** TASK TO CARRY OUT **
Copy every line of the data in which the word "fullscreen" occurs.

** SOURCE RECORDS **
----------------
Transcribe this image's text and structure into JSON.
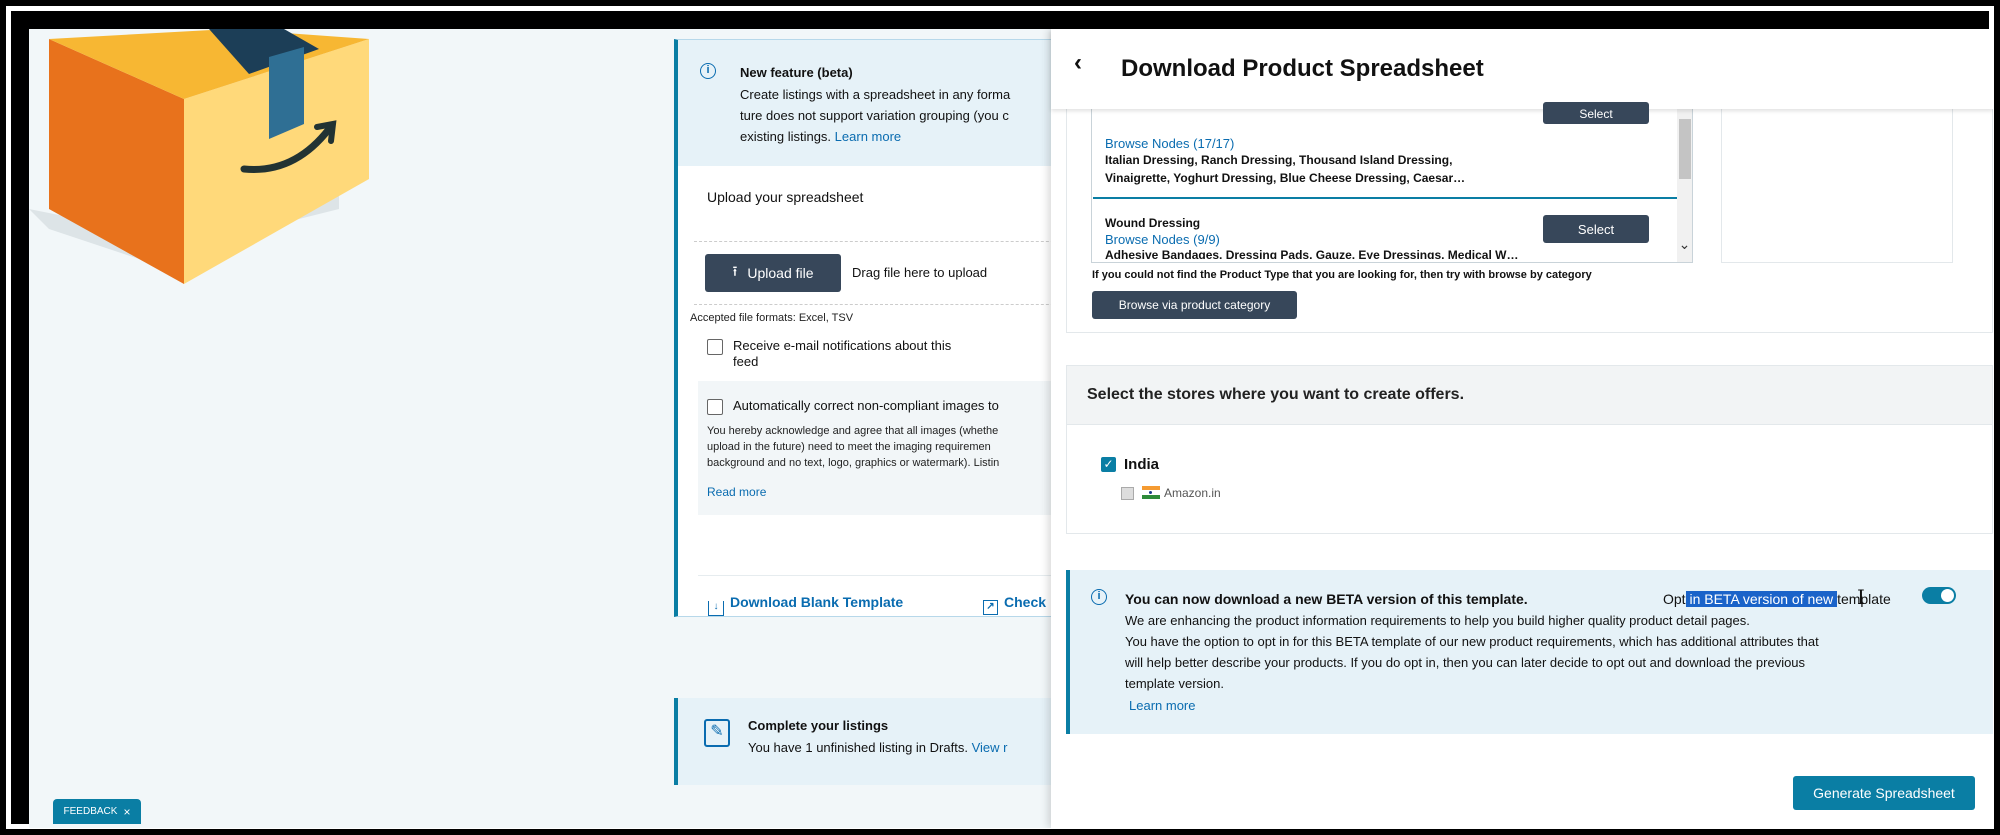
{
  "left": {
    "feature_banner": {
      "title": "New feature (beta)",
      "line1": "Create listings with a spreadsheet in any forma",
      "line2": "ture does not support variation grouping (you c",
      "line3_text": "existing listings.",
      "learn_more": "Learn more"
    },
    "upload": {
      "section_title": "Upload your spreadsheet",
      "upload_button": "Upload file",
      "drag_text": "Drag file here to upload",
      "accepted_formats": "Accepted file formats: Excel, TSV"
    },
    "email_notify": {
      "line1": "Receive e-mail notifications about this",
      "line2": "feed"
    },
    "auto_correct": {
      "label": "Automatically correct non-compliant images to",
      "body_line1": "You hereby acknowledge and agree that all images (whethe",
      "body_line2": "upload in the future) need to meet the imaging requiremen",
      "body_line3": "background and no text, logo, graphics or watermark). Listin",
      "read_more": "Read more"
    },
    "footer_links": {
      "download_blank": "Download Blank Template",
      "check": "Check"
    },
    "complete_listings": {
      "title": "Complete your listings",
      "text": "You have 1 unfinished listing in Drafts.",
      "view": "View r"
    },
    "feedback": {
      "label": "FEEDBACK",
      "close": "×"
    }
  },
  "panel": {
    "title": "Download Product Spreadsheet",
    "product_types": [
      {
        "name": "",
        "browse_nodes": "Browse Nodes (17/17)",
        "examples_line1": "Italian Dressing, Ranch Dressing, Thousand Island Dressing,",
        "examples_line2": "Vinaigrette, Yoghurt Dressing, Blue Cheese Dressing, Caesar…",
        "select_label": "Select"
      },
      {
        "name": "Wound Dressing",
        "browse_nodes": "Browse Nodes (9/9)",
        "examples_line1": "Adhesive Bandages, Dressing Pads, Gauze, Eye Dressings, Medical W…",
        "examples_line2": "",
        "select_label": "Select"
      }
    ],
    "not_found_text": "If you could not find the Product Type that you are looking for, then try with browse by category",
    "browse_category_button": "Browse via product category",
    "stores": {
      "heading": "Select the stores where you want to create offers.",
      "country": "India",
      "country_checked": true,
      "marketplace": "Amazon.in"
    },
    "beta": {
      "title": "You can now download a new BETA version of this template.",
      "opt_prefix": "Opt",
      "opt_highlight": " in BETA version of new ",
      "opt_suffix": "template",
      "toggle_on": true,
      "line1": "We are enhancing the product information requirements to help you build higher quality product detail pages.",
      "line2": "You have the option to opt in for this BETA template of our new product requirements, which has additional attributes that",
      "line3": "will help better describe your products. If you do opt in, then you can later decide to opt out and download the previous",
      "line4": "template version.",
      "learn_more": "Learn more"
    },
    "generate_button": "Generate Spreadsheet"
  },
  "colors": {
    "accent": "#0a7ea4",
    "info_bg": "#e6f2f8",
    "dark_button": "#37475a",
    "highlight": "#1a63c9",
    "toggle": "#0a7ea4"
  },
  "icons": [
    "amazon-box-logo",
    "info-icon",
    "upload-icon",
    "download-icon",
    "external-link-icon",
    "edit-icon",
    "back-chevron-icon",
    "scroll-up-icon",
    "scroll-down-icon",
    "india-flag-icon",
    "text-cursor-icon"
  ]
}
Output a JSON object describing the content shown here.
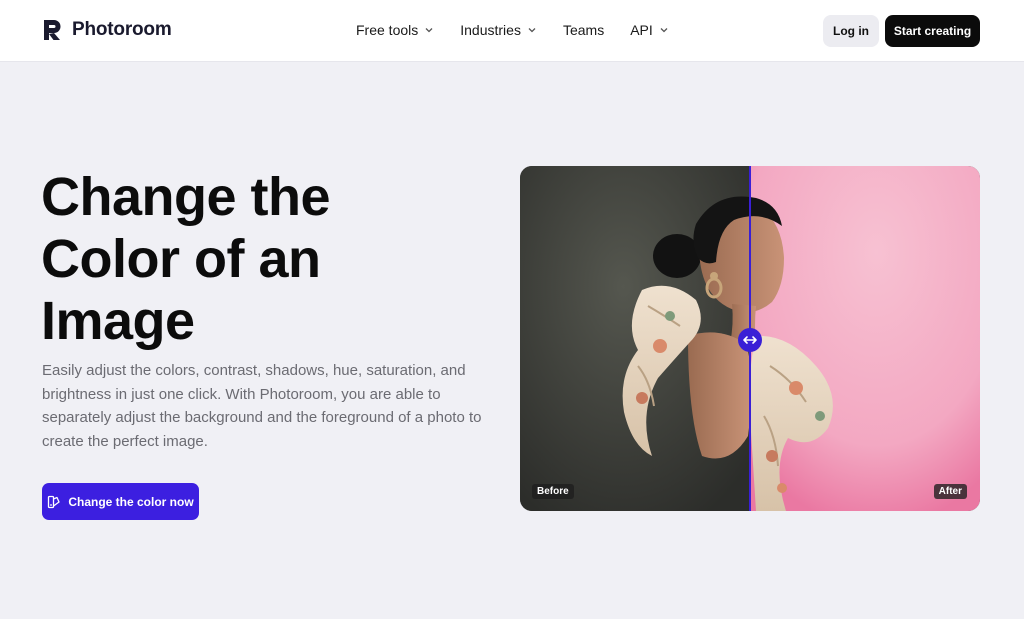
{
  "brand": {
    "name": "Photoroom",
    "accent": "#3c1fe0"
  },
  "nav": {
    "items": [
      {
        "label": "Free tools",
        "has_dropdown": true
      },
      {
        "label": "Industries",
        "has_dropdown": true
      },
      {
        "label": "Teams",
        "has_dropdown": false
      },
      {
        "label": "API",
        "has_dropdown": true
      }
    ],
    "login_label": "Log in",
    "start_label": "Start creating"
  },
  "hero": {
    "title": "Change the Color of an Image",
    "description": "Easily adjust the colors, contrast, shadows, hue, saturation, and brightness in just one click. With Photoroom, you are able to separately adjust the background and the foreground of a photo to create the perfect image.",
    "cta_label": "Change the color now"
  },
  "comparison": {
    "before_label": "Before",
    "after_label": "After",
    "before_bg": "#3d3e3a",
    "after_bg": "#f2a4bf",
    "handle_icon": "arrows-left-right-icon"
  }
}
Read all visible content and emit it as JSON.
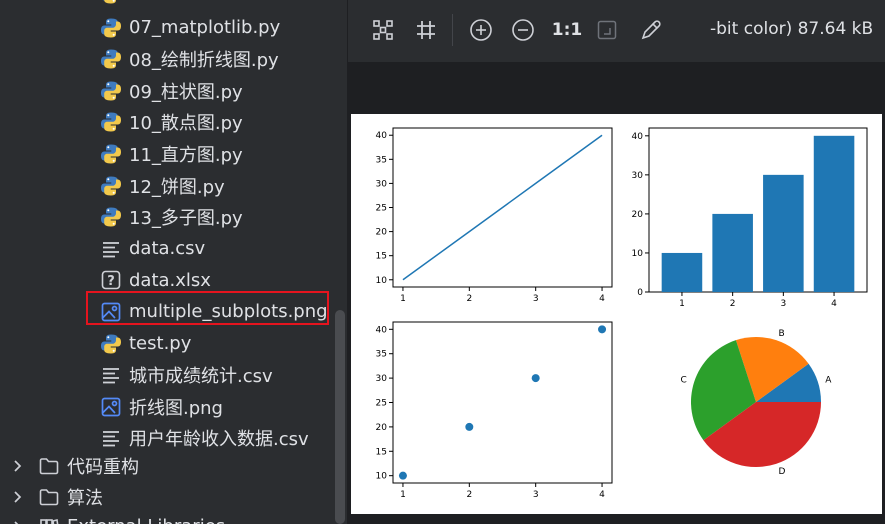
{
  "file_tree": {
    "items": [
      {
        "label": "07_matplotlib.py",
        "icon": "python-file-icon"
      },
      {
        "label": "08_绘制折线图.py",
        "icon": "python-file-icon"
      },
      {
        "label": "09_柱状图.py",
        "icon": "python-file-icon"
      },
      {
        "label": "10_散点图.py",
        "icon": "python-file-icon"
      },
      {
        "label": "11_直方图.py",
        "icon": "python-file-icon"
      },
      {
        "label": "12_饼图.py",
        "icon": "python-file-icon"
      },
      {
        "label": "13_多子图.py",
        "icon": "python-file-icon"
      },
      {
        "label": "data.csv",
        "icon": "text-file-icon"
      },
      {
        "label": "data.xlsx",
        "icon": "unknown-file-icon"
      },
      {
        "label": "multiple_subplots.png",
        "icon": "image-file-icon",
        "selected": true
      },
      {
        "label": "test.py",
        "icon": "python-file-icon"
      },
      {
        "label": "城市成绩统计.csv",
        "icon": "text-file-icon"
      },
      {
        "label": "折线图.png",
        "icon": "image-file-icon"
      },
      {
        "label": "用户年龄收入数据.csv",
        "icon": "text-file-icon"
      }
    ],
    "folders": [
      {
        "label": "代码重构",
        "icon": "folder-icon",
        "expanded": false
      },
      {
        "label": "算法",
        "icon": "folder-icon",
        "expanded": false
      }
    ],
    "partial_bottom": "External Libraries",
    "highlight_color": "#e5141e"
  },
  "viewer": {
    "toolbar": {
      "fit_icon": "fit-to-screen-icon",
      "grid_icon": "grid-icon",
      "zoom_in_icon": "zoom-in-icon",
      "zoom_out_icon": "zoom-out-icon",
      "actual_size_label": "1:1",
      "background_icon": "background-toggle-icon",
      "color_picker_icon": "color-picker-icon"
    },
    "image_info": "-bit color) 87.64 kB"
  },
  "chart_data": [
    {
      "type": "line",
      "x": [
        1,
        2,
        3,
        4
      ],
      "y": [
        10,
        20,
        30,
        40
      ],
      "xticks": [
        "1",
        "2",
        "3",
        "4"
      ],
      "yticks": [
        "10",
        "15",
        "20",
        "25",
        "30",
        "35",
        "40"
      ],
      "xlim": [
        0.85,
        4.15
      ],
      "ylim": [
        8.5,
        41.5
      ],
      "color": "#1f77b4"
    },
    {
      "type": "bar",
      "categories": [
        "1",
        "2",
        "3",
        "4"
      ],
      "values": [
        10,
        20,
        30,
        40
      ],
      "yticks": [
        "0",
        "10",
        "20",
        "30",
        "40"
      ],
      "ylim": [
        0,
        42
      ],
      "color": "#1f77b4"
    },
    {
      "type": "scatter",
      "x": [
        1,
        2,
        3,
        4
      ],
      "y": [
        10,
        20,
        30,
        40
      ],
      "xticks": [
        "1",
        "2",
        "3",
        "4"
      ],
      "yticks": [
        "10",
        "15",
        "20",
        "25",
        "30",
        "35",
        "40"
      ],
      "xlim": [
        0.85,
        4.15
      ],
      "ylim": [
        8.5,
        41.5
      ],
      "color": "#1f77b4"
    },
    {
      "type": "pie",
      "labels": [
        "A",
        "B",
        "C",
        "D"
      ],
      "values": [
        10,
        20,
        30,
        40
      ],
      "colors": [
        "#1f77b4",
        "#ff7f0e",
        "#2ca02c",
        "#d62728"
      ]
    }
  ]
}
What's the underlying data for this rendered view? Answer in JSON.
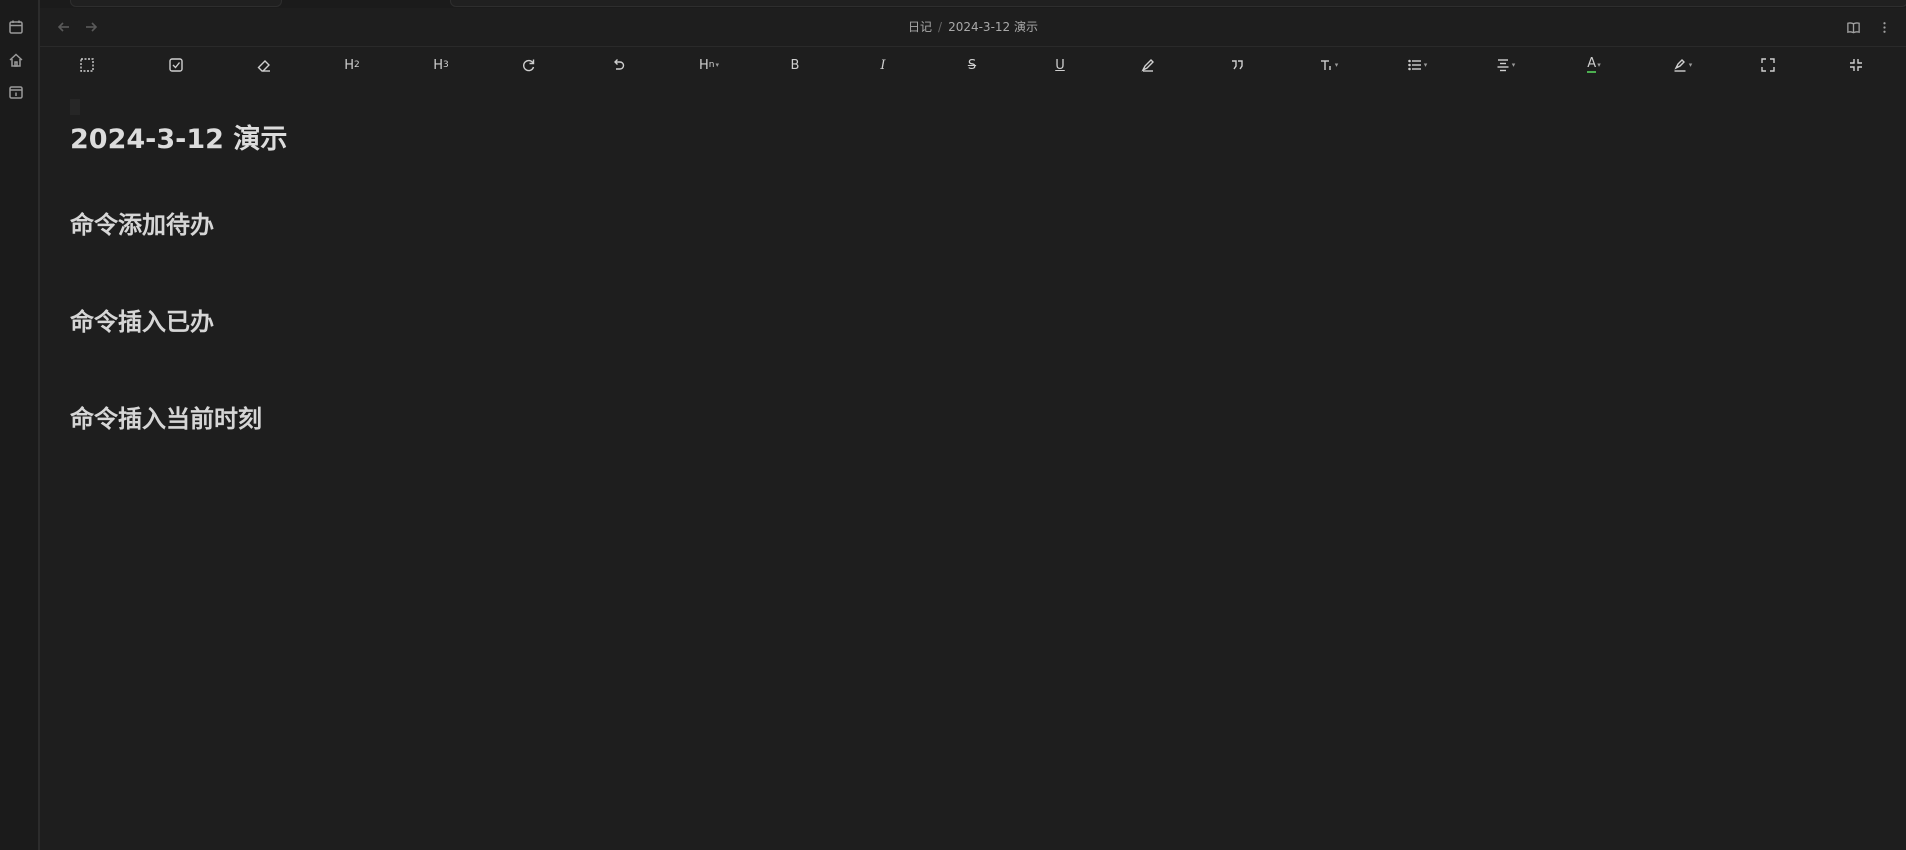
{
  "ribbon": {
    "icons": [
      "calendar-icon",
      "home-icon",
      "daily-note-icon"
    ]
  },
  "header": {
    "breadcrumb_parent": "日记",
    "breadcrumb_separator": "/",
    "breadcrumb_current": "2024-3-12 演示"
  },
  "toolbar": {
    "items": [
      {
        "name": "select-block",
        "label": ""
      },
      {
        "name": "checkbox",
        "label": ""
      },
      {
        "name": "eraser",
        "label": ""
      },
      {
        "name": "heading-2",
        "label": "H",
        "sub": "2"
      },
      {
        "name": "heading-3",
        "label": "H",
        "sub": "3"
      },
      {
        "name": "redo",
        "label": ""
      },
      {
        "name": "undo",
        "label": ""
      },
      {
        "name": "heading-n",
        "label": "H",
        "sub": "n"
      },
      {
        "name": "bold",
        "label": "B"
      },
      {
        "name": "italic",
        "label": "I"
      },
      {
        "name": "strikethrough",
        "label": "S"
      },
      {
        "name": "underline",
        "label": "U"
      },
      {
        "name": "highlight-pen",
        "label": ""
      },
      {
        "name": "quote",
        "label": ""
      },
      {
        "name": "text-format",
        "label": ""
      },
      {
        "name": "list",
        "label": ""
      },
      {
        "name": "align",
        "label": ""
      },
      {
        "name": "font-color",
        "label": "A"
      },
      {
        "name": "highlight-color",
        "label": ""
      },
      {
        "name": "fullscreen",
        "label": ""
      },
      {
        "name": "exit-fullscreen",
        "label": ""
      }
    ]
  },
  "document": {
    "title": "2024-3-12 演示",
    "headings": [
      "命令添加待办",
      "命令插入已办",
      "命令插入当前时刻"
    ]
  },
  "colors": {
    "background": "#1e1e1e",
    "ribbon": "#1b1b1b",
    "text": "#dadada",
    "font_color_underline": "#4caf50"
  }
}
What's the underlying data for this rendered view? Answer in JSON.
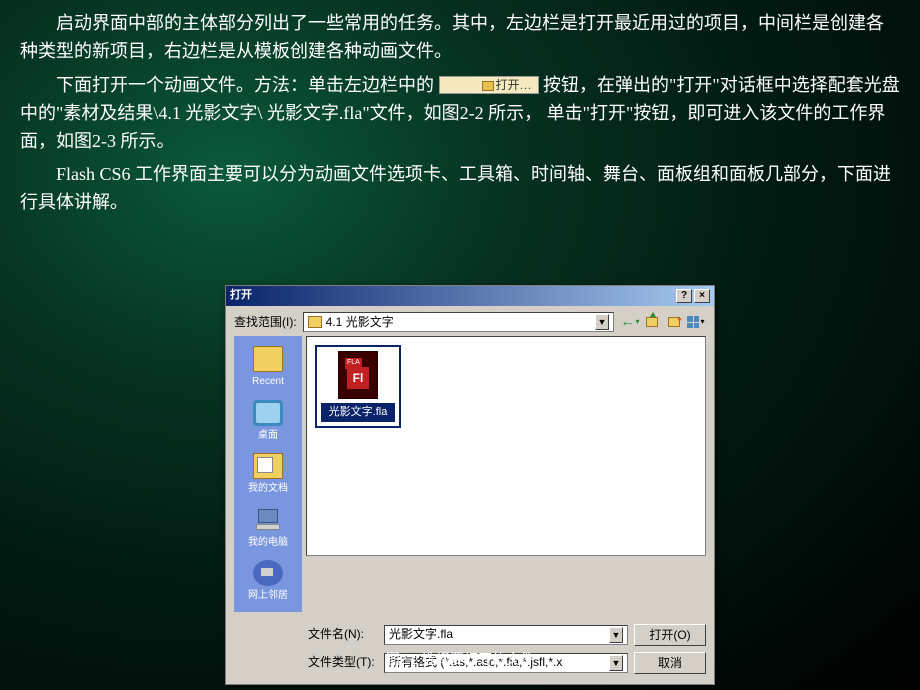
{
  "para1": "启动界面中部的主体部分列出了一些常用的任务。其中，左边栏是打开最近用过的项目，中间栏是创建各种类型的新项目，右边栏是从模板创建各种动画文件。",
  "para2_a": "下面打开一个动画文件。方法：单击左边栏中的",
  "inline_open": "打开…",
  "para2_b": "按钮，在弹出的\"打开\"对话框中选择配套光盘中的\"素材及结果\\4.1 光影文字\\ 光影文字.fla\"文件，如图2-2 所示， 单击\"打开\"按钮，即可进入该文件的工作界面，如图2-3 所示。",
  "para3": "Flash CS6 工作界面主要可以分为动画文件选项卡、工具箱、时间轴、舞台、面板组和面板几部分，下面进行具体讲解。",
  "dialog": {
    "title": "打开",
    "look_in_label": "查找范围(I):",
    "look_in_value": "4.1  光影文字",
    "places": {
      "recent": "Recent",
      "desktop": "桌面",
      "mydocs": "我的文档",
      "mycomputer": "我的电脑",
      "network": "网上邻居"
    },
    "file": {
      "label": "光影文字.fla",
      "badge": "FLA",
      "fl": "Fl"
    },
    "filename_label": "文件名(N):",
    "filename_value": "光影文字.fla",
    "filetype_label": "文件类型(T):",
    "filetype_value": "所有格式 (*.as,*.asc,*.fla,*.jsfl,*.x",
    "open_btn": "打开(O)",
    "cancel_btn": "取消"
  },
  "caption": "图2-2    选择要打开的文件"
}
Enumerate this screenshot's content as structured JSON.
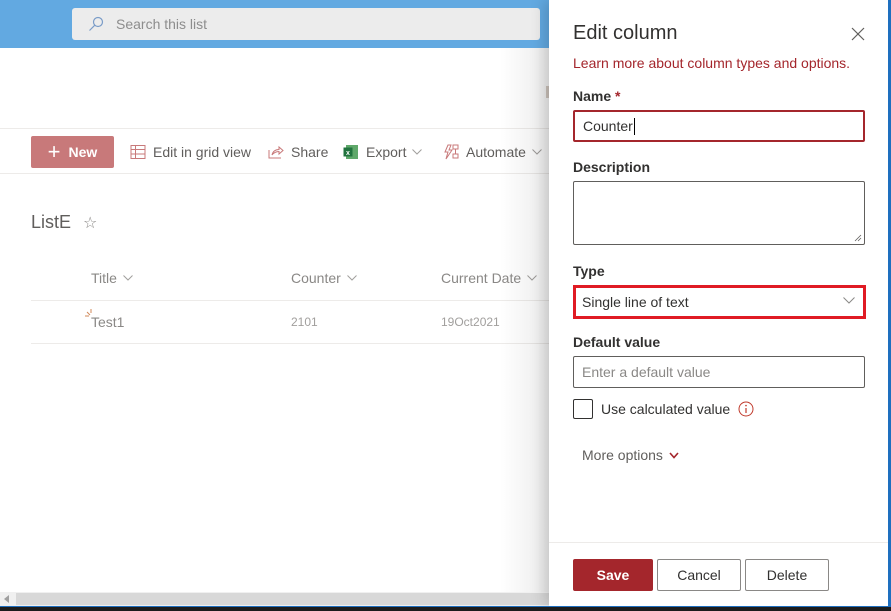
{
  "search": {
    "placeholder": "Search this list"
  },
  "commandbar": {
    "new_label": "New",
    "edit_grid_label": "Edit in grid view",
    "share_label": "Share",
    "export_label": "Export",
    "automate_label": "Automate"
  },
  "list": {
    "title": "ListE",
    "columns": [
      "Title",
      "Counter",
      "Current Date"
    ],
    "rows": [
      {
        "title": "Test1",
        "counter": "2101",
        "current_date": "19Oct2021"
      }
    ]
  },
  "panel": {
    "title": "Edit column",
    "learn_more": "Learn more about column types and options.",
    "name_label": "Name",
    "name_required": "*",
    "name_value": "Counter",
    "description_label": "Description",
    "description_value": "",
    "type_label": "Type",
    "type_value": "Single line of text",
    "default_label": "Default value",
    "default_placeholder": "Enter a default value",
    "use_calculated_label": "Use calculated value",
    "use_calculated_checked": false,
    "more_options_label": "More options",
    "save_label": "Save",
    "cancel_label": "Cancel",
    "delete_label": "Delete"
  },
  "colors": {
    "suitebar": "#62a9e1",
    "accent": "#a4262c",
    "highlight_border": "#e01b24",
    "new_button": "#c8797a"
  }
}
----------------
** RESPONSE **
        "name": "fullscreen",
        "name": "exit-fullscreen",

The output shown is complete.